Task to complete -> Each line of the material below should be reproduced exactly.

Records provided ->
---------------
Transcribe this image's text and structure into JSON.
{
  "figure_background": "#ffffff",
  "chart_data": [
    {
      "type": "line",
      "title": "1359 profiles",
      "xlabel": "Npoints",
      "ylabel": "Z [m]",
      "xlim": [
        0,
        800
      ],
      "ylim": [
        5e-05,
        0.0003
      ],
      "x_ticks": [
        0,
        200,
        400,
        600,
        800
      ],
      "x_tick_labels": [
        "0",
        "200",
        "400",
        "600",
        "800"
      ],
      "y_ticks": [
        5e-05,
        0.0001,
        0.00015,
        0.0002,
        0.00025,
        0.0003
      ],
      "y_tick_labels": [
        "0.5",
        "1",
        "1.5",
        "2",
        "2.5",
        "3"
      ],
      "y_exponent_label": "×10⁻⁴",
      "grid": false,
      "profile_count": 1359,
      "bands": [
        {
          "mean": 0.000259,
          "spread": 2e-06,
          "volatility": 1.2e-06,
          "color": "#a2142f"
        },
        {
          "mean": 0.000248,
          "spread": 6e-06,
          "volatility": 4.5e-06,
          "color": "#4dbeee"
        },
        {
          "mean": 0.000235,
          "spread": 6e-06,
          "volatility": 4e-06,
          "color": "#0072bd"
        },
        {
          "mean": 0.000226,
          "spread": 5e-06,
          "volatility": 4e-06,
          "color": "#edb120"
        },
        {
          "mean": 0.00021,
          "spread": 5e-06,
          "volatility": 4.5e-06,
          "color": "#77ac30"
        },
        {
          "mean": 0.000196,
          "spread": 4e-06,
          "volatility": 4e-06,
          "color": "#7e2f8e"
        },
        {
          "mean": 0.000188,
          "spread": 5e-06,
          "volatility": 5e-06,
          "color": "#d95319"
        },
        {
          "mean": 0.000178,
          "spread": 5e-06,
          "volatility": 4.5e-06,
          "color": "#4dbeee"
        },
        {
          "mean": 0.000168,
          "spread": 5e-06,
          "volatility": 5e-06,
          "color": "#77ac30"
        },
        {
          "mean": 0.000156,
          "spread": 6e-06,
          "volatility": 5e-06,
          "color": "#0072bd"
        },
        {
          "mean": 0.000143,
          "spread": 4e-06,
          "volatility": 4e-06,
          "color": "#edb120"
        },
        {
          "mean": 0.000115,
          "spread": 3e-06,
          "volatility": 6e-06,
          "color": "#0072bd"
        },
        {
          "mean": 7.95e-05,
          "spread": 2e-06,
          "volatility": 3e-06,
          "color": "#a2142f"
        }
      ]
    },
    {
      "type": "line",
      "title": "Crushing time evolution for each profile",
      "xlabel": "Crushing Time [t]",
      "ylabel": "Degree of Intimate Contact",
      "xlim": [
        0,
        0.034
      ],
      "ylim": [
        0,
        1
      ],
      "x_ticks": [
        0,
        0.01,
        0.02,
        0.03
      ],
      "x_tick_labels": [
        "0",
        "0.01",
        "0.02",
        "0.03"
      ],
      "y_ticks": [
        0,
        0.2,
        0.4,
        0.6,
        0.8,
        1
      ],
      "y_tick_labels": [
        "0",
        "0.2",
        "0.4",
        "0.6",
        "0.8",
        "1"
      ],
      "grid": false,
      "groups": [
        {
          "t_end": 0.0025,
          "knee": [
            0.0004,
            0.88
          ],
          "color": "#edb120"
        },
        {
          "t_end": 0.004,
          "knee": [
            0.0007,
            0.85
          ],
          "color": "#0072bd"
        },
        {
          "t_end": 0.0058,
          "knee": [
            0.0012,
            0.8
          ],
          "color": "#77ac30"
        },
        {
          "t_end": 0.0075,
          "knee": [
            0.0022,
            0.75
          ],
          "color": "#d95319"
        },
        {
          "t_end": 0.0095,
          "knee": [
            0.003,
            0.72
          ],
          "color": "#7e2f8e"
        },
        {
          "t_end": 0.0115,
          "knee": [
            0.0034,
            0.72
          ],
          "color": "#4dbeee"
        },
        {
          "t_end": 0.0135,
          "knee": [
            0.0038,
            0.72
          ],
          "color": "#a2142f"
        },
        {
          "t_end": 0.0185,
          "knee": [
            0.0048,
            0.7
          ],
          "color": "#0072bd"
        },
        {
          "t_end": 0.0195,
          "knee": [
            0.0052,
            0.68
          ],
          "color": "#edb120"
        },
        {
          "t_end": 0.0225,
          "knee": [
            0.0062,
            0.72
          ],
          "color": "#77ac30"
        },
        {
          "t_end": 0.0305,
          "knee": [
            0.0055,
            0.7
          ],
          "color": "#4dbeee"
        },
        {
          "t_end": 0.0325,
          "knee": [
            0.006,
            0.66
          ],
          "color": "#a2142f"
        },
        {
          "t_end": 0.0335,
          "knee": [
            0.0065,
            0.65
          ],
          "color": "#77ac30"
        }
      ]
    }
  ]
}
---------------
Expected answer ->
Transcribe this image's text and structure into JSON.
{
  "figure_background": "#ffffff",
  "chart_data": [
    {
      "type": "line",
      "title": "1359 profiles",
      "xlabel": "Npoints",
      "ylabel": "Z [m]",
      "xlim": [
        0,
        800
      ],
      "ylim": [
        5e-05,
        0.0003
      ],
      "x_ticks": [
        0,
        200,
        400,
        600,
        800
      ],
      "x_tick_labels": [
        "0",
        "200",
        "400",
        "600",
        "800"
      ],
      "y_ticks": [
        5e-05,
        0.0001,
        0.00015,
        0.0002,
        0.00025,
        0.0003
      ],
      "y_tick_labels": [
        "0.5",
        "1",
        "1.5",
        "2",
        "2.5",
        "3"
      ],
      "y_exponent_label": "×10⁻⁴",
      "grid": false,
      "profile_count": 1359,
      "bands": [
        {
          "mean": 0.000259,
          "spread": 2e-06,
          "volatility": 1.2e-06,
          "color": "#a2142f"
        },
        {
          "mean": 0.000248,
          "spread": 6e-06,
          "volatility": 4.5e-06,
          "color": "#4dbeee"
        },
        {
          "mean": 0.000235,
          "spread": 6e-06,
          "volatility": 4e-06,
          "color": "#0072bd"
        },
        {
          "mean": 0.000226,
          "spread": 5e-06,
          "volatility": 4e-06,
          "color": "#edb120"
        },
        {
          "mean": 0.00021,
          "spread": 5e-06,
          "volatility": 4.5e-06,
          "color": "#77ac30"
        },
        {
          "mean": 0.000196,
          "spread": 4e-06,
          "volatility": 4e-06,
          "color": "#7e2f8e"
        },
        {
          "mean": 0.000188,
          "spread": 5e-06,
          "volatility": 5e-06,
          "color": "#d95319"
        },
        {
          "mean": 0.000178,
          "spread": 5e-06,
          "volatility": 4.5e-06,
          "color": "#4dbeee"
        },
        {
          "mean": 0.000168,
          "spread": 5e-06,
          "volatility": 5e-06,
          "color": "#77ac30"
        },
        {
          "mean": 0.000156,
          "spread": 6e-06,
          "volatility": 5e-06,
          "color": "#0072bd"
        },
        {
          "mean": 0.000143,
          "spread": 4e-06,
          "volatility": 4e-06,
          "color": "#edb120"
        },
        {
          "mean": 0.000115,
          "spread": 3e-06,
          "volatility": 6e-06,
          "color": "#0072bd"
        },
        {
          "mean": 7.95e-05,
          "spread": 2e-06,
          "volatility": 3e-06,
          "color": "#a2142f"
        }
      ]
    },
    {
      "type": "line",
      "title": "Crushing time evolution for each profile",
      "xlabel": "Crushing Time [t]",
      "ylabel": "Degree of Intimate Contact",
      "xlim": [
        0,
        0.034
      ],
      "ylim": [
        0,
        1
      ],
      "x_ticks": [
        0,
        0.01,
        0.02,
        0.03
      ],
      "x_tick_labels": [
        "0",
        "0.01",
        "0.02",
        "0.03"
      ],
      "y_ticks": [
        0,
        0.2,
        0.4,
        0.6,
        0.8,
        1
      ],
      "y_tick_labels": [
        "0",
        "0.2",
        "0.4",
        "0.6",
        "0.8",
        "1"
      ],
      "grid": false,
      "groups": [
        {
          "t_end": 0.0025,
          "knee": [
            0.0004,
            0.88
          ],
          "color": "#edb120"
        },
        {
          "t_end": 0.004,
          "knee": [
            0.0007,
            0.85
          ],
          "color": "#0072bd"
        },
        {
          "t_end": 0.0058,
          "knee": [
            0.0012,
            0.8
          ],
          "color": "#77ac30"
        },
        {
          "t_end": 0.0075,
          "knee": [
            0.0022,
            0.75
          ],
          "color": "#d95319"
        },
        {
          "t_end": 0.0095,
          "knee": [
            0.003,
            0.72
          ],
          "color": "#7e2f8e"
        },
        {
          "t_end": 0.0115,
          "knee": [
            0.0034,
            0.72
          ],
          "color": "#4dbeee"
        },
        {
          "t_end": 0.0135,
          "knee": [
            0.0038,
            0.72
          ],
          "color": "#a2142f"
        },
        {
          "t_end": 0.0185,
          "knee": [
            0.0048,
            0.7
          ],
          "color": "#0072bd"
        },
        {
          "t_end": 0.0195,
          "knee": [
            0.0052,
            0.68
          ],
          "color": "#edb120"
        },
        {
          "t_end": 0.0225,
          "knee": [
            0.0062,
            0.72
          ],
          "color": "#77ac30"
        },
        {
          "t_end": 0.0305,
          "knee": [
            0.0055,
            0.7
          ],
          "color": "#4dbeee"
        },
        {
          "t_end": 0.0325,
          "knee": [
            0.006,
            0.66
          ],
          "color": "#a2142f"
        },
        {
          "t_end": 0.0335,
          "knee": [
            0.0065,
            0.65
          ],
          "color": "#77ac30"
        }
      ]
    }
  ]
}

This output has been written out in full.